** Start of Information given **
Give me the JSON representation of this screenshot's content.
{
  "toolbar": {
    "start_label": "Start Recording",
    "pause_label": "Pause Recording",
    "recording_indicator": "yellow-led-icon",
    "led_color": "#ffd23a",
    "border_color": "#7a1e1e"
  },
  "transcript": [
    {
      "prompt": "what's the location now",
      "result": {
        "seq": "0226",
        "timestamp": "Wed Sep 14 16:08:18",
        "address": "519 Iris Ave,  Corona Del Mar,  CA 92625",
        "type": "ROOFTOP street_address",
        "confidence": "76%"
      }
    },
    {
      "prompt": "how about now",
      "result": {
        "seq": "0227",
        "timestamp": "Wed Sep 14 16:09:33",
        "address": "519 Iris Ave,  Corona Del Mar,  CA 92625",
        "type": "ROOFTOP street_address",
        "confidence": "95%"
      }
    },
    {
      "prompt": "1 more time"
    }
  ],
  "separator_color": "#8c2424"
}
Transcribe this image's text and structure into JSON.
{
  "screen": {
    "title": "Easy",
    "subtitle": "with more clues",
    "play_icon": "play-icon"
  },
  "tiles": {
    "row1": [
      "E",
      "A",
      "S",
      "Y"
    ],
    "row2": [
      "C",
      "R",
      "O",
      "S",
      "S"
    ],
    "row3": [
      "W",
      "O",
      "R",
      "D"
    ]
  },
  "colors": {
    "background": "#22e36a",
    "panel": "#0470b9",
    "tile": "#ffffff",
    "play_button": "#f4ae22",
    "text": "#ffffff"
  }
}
** End of Information given **
### [Exercise goal]
Extract every entry above as it appears.

### [Solution to this exercise]
Give me the JSON representation of this screenshot's content.
{
  "toolbar": {
    "start_label": "Start Recording",
    "pause_label": "Pause Recording",
    "recording_indicator": "yellow-led-icon",
    "led_color": "#ffd23a",
    "border_color": "#7a1e1e"
  },
  "transcript": [
    {
      "prompt": "what's the location now",
      "result": {
        "seq": "0226",
        "timestamp": "Wed Sep 14 16:08:18",
        "address": "519 Iris Ave,  Corona Del Mar,  CA 92625",
        "type": "ROOFTOP street_address",
        "confidence": "76%"
      }
    },
    {
      "prompt": "how about now",
      "result": {
        "seq": "0227",
        "timestamp": "Wed Sep 14 16:09:33",
        "address": "519 Iris Ave,  Corona Del Mar,  CA 92625",
        "type": "ROOFTOP street_address",
        "confidence": "95%"
      }
    },
    {
      "prompt": "1 more time"
    }
  ],
  "separator_color": "#8c2424"
}
Transcribe this image's text and structure into JSON.
{
  "screen": {
    "title": "Easy",
    "subtitle": "with more clues",
    "play_icon": "play-icon"
  },
  "tiles": {
    "row1": [
      "E",
      "A",
      "S",
      "Y"
    ],
    "row2": [
      "C",
      "R",
      "O",
      "S",
      "S"
    ],
    "row3": [
      "W",
      "O",
      "R",
      "D"
    ]
  },
  "colors": {
    "background": "#22e36a",
    "panel": "#0470b9",
    "tile": "#ffffff",
    "play_button": "#f4ae22",
    "text": "#ffffff"
  }
}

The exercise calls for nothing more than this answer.